Collect from the data below each line with "been".

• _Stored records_
· · · ·

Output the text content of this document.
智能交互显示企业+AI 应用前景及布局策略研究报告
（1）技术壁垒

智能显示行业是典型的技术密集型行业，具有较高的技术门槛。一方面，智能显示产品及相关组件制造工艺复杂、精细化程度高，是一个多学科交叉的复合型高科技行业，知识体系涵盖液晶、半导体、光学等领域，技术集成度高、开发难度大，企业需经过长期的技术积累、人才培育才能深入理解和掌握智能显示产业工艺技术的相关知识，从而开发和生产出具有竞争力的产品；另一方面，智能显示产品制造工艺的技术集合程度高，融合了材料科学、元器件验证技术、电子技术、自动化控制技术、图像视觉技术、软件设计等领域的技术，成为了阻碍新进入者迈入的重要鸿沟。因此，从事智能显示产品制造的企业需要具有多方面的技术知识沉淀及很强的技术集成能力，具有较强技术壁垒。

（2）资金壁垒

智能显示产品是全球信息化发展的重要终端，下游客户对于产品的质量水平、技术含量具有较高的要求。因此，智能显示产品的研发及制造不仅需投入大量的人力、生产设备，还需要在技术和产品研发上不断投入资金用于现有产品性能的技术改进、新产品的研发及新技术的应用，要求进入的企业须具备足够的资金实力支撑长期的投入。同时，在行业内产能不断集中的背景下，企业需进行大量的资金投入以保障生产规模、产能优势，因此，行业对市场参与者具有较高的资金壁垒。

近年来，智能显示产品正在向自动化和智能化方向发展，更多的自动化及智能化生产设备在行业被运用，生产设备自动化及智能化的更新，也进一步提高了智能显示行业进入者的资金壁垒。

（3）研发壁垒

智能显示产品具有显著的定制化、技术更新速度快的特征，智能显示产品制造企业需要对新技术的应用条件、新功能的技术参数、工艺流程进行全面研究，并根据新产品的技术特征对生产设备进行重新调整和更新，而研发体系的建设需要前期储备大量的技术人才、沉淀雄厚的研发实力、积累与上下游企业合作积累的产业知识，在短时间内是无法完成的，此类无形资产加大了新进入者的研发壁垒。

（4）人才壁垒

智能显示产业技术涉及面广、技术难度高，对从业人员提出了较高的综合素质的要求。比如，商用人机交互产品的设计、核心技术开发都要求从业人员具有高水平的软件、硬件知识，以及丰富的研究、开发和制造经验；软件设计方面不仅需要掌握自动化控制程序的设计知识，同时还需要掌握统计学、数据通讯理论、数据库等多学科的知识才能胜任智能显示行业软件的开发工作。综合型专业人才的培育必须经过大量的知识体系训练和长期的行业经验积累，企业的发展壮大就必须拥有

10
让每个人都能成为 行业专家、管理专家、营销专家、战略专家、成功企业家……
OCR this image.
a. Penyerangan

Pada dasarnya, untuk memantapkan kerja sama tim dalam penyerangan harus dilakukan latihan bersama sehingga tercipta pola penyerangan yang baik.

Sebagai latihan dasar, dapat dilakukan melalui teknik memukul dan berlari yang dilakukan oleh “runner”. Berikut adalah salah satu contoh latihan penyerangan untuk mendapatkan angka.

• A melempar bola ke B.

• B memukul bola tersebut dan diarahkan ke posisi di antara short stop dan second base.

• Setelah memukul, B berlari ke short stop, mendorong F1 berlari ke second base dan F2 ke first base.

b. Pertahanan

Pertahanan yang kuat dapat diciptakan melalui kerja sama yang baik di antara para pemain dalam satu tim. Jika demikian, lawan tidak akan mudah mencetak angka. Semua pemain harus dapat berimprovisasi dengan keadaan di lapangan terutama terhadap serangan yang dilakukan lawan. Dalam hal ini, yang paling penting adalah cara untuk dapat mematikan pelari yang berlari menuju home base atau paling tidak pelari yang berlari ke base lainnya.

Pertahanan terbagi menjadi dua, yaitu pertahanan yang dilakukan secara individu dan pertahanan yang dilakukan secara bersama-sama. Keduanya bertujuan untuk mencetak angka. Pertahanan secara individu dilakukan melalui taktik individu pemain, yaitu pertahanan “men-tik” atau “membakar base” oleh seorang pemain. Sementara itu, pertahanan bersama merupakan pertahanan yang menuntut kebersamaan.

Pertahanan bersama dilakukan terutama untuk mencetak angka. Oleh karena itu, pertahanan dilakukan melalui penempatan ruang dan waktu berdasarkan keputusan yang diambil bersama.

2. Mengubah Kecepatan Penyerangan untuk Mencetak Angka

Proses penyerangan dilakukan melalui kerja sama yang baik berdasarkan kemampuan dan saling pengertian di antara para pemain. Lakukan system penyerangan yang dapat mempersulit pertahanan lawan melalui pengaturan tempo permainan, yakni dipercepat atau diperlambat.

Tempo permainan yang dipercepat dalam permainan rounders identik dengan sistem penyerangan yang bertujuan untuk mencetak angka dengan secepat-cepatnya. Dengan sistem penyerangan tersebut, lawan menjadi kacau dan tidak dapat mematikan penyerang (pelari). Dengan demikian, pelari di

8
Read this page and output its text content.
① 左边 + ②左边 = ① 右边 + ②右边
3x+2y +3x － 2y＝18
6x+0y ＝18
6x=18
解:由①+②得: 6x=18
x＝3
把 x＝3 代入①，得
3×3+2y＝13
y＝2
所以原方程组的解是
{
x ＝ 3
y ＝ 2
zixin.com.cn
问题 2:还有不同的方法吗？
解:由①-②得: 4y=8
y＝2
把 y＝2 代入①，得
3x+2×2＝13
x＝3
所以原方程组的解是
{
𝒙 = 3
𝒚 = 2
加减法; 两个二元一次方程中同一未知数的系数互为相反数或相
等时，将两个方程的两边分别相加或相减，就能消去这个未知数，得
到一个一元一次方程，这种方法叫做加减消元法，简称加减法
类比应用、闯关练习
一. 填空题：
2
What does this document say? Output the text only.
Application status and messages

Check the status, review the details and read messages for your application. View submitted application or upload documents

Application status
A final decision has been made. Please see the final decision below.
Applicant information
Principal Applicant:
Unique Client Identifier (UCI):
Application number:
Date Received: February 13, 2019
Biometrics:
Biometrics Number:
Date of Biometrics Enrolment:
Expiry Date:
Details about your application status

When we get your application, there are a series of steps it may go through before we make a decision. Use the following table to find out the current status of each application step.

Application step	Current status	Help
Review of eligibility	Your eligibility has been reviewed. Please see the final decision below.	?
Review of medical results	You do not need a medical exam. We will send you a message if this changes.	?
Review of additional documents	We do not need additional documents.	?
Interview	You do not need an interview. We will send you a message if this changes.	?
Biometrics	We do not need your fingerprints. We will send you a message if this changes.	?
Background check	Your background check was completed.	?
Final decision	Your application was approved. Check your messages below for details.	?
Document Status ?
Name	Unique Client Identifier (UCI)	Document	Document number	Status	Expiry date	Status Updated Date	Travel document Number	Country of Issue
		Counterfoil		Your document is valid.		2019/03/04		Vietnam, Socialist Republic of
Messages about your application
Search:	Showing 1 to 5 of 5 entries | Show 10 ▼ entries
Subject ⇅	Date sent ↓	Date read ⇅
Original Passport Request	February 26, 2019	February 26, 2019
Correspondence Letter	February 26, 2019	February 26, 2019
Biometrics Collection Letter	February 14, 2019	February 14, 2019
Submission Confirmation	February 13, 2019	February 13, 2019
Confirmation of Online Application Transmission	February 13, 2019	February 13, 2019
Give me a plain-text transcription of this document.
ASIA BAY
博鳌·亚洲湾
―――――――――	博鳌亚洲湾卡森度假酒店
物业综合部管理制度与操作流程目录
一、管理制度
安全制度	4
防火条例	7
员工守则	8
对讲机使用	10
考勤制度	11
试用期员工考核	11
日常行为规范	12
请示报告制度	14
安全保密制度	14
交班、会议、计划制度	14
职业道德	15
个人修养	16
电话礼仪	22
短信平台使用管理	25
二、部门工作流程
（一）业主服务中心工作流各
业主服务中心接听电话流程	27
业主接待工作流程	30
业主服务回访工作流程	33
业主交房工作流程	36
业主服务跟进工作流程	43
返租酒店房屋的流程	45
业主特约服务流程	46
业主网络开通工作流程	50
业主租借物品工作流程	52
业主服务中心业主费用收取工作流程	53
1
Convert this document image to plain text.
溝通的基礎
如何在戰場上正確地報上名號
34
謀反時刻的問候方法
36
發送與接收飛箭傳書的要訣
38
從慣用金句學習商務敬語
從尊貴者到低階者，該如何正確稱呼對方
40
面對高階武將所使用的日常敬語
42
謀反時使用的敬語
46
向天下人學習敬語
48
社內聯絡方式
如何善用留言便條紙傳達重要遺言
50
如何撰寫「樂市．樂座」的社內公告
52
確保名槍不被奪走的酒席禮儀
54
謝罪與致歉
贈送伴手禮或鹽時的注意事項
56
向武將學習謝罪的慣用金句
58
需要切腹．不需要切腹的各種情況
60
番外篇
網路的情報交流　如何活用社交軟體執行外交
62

· · · ·

• _Answer for this exercise_
A final decision has been made. Please see the final decision below.
Review of eligibility	Your eligibility has been reviewed. Please see the final decision below.	?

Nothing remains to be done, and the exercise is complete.